TASK OBJECTIVE >>
Output only the count of lines that contain "kempen".

───── LISTED ENTRIES ─────

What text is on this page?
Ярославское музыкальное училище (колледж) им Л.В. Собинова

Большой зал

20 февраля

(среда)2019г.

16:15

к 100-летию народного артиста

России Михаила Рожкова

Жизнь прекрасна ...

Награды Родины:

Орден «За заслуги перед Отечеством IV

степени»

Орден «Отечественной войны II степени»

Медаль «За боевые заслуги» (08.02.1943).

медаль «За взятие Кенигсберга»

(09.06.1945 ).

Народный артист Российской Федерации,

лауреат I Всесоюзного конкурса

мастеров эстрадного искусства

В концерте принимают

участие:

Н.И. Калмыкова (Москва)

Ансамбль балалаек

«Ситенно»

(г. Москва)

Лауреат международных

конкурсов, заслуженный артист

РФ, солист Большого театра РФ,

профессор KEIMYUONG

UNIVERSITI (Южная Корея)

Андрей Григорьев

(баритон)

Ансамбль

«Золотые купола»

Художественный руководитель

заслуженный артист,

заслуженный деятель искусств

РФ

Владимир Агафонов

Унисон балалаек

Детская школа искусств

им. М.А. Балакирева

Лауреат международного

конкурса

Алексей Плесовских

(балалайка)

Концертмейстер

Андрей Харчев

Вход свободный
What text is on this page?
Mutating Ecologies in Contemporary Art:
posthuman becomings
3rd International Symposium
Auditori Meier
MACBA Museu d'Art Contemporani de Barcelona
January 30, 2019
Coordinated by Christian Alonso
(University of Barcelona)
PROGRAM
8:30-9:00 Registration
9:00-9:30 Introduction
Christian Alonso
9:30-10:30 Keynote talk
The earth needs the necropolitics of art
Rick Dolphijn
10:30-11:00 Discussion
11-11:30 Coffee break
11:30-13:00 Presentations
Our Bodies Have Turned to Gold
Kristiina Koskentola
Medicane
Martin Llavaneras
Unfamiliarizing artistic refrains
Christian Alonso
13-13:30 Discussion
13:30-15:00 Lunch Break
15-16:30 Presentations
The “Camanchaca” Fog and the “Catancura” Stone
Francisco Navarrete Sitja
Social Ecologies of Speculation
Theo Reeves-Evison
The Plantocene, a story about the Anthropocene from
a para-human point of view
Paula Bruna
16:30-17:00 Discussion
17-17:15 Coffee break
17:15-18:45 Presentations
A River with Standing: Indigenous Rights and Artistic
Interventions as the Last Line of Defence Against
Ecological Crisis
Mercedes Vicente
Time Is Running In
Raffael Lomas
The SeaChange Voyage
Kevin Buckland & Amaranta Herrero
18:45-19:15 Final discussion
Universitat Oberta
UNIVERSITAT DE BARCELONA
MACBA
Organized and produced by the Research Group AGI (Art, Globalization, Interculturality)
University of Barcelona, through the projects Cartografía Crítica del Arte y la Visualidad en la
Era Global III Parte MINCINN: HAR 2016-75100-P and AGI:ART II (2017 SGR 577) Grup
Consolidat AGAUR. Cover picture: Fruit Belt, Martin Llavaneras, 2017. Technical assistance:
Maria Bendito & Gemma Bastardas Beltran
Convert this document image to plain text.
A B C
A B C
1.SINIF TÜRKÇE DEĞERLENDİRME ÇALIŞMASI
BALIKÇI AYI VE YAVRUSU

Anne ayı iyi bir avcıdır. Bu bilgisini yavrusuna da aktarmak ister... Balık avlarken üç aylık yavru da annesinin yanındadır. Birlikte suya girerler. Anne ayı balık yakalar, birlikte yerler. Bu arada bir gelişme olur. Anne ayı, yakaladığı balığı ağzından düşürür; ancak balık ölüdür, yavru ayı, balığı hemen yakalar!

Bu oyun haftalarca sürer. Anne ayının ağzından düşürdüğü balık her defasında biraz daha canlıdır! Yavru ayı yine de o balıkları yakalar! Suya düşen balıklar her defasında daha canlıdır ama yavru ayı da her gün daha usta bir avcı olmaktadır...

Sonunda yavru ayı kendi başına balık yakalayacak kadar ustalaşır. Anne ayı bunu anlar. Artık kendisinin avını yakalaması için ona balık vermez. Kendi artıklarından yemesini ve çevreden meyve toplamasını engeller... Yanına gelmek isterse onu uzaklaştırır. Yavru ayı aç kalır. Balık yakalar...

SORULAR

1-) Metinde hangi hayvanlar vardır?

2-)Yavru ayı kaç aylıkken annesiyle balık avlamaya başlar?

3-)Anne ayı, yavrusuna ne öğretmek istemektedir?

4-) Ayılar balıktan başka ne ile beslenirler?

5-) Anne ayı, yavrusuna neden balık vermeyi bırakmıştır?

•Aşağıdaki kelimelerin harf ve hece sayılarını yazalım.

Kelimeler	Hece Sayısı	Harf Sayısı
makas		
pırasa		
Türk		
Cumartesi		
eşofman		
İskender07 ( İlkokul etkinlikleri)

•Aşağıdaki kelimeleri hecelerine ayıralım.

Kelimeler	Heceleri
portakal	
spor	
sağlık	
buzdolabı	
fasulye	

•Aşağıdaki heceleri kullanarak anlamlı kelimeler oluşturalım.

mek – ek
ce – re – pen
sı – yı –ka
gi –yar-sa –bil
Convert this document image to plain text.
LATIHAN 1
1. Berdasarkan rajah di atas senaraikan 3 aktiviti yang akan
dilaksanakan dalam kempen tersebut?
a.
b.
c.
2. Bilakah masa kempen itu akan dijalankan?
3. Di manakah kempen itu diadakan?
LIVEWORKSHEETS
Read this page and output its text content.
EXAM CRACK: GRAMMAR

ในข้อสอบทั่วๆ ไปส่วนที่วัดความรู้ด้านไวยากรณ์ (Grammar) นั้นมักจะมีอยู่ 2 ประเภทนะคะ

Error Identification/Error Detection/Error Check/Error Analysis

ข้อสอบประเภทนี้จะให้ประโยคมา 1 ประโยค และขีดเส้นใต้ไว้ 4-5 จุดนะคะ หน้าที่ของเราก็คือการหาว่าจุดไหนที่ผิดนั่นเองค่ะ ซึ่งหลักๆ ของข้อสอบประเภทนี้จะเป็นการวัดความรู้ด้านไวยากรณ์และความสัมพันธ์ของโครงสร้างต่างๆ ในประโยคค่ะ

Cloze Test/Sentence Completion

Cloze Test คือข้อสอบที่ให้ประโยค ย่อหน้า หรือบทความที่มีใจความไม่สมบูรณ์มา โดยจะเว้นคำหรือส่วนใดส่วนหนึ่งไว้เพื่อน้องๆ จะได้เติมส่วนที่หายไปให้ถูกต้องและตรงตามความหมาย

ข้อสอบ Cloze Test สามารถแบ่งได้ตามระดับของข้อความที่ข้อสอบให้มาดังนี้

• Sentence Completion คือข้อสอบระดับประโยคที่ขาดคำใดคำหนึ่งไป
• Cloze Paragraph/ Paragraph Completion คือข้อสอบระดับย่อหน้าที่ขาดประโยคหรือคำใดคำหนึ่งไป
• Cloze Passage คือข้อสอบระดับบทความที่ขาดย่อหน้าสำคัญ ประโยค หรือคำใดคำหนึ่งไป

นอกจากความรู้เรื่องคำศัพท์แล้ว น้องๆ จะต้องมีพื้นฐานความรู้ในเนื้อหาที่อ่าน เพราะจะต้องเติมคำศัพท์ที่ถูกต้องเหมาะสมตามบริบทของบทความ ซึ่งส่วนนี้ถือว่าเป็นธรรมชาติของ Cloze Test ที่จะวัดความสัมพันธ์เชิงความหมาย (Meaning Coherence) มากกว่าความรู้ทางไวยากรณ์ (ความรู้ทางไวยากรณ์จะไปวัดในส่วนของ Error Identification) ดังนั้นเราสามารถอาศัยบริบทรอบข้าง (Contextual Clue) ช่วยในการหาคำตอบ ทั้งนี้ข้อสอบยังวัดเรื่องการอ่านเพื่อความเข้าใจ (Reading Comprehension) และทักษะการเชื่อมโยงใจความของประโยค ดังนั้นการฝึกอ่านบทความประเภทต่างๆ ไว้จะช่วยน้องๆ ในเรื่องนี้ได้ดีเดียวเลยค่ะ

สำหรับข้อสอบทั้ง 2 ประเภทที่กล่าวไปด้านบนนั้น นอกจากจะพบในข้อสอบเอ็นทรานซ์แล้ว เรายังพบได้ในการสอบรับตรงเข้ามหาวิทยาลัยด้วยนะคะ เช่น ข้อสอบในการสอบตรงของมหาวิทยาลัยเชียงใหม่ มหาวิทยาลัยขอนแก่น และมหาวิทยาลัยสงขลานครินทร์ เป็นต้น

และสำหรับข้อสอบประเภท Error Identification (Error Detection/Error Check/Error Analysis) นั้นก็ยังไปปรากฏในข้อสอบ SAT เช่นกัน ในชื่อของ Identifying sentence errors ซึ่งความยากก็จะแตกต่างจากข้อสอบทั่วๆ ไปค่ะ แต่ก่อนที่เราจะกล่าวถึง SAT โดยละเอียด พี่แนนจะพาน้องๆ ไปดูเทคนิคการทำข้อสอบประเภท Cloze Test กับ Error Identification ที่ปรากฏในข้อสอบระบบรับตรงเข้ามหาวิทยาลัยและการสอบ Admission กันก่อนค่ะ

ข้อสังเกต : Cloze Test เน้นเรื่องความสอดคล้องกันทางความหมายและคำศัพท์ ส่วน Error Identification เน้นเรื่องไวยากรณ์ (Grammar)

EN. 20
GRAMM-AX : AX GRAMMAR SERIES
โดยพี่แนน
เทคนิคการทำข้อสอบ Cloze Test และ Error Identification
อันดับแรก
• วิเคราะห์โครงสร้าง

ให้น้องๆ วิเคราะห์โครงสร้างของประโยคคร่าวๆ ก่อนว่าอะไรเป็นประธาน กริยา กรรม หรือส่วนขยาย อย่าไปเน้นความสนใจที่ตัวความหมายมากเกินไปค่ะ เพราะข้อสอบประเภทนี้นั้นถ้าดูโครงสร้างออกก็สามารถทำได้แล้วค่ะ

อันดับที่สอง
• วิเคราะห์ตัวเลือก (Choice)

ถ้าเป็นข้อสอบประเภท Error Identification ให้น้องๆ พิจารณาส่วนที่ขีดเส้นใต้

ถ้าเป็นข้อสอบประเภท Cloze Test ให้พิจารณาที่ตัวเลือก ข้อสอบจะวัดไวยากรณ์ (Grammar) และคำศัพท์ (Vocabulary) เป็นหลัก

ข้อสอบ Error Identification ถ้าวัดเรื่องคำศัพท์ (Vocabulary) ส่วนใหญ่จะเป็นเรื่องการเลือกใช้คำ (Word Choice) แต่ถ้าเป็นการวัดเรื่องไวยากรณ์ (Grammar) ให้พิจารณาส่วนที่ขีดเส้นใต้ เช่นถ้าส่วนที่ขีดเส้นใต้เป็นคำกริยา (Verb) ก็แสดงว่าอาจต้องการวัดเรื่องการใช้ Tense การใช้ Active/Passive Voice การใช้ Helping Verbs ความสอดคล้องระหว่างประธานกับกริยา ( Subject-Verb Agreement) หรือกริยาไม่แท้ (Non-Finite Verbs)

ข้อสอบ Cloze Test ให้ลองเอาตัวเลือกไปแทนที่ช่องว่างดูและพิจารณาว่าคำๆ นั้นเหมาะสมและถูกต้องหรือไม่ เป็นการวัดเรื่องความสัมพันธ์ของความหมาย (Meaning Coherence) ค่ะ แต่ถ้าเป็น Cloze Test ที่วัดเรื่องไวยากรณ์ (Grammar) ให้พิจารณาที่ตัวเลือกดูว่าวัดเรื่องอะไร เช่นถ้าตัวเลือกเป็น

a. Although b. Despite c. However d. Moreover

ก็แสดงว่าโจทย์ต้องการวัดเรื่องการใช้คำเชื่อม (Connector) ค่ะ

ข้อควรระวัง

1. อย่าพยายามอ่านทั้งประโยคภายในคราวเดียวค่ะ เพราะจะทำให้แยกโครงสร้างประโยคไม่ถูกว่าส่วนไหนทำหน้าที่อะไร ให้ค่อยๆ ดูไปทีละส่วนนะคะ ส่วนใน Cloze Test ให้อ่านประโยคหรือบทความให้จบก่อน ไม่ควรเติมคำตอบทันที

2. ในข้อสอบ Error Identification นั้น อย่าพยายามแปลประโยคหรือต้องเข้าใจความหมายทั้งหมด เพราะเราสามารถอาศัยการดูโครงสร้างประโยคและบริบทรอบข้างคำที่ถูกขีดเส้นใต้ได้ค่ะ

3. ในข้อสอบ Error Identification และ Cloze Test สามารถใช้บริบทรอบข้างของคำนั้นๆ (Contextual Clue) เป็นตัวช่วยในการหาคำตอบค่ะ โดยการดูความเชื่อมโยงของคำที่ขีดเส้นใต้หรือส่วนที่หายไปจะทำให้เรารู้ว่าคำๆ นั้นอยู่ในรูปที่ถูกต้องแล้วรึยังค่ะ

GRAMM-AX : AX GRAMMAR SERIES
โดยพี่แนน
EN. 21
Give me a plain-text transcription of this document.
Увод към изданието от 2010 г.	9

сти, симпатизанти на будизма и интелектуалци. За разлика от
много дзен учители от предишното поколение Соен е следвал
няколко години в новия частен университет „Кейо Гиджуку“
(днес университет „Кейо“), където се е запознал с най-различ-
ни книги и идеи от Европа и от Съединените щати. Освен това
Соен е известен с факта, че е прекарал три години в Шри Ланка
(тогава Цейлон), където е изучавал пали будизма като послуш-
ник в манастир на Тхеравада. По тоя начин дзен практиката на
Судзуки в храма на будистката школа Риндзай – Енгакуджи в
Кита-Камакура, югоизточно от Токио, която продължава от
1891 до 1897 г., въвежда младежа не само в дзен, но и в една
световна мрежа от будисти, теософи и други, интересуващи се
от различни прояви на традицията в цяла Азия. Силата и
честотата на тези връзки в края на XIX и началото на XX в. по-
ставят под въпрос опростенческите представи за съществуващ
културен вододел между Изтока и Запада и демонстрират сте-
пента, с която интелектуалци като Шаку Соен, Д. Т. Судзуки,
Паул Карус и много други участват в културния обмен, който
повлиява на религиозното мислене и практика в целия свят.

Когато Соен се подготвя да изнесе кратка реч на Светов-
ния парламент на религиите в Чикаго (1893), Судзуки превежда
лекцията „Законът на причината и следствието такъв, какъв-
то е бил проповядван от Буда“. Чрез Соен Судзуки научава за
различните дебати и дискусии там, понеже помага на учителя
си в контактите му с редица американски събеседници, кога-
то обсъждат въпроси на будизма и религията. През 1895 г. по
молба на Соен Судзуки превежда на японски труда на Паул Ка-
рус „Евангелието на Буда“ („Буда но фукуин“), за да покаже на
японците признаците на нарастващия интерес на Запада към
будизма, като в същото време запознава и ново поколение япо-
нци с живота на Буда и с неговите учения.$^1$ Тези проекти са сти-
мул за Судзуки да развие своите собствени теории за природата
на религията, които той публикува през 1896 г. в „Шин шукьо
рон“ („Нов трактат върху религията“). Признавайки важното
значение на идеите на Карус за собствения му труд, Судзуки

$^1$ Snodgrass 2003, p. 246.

─────

WORKED ANSWER >>
3